> [EXERCISE DIRECTIONS] Below are some records. Pull every line that contains the word "colony".

> [EXCERPTED DATA]
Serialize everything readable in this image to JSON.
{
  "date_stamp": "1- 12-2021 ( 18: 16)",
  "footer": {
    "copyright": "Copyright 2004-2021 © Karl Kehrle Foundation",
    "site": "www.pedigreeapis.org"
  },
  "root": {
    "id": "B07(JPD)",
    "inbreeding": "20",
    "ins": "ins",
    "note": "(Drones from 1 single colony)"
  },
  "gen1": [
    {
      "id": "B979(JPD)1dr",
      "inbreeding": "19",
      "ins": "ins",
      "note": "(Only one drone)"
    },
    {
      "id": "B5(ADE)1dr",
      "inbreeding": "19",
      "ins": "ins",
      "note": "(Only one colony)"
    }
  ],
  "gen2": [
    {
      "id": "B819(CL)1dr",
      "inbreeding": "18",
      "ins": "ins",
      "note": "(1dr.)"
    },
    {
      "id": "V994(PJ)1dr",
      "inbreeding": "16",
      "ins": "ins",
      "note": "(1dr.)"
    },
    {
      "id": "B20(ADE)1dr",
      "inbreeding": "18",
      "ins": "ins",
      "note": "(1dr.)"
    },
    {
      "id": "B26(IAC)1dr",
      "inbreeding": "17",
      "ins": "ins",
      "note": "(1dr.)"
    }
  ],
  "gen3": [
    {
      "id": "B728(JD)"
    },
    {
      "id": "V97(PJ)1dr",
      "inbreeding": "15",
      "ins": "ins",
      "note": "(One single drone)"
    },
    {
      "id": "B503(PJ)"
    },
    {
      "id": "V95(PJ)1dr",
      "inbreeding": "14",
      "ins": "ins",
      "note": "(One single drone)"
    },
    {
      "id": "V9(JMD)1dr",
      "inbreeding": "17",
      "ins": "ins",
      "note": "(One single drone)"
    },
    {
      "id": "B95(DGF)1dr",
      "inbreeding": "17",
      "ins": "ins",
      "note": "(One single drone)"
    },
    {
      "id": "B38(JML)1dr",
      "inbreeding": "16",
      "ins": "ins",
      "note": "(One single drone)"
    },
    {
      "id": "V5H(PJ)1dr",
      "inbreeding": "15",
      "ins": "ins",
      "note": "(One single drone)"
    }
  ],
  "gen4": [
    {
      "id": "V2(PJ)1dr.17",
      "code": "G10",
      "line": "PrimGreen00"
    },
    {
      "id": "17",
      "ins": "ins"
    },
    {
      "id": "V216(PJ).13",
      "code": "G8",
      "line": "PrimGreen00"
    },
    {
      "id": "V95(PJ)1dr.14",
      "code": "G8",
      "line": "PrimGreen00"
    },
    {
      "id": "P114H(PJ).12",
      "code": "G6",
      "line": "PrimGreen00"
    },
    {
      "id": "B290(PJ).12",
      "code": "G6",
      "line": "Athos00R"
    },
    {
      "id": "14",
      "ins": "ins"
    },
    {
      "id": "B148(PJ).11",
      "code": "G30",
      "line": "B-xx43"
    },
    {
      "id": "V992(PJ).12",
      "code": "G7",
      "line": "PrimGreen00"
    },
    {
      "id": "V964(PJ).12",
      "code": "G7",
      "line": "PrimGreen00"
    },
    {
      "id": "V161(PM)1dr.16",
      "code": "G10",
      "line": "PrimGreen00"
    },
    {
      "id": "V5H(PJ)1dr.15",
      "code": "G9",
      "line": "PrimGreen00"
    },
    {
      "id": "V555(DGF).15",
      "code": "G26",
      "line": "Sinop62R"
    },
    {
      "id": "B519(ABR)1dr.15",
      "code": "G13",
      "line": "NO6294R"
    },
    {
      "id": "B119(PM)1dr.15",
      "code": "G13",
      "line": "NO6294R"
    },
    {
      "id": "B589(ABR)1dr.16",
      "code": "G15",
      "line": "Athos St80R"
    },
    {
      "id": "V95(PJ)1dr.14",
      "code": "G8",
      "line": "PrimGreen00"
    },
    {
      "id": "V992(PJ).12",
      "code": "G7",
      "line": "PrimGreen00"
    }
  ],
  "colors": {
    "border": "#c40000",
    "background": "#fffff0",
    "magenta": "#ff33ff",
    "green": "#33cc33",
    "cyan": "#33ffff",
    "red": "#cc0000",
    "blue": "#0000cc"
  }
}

> [FULL SOLUTION]
    "note": "(Drones from 1 single colony)"
      "note": "(Only one colony)"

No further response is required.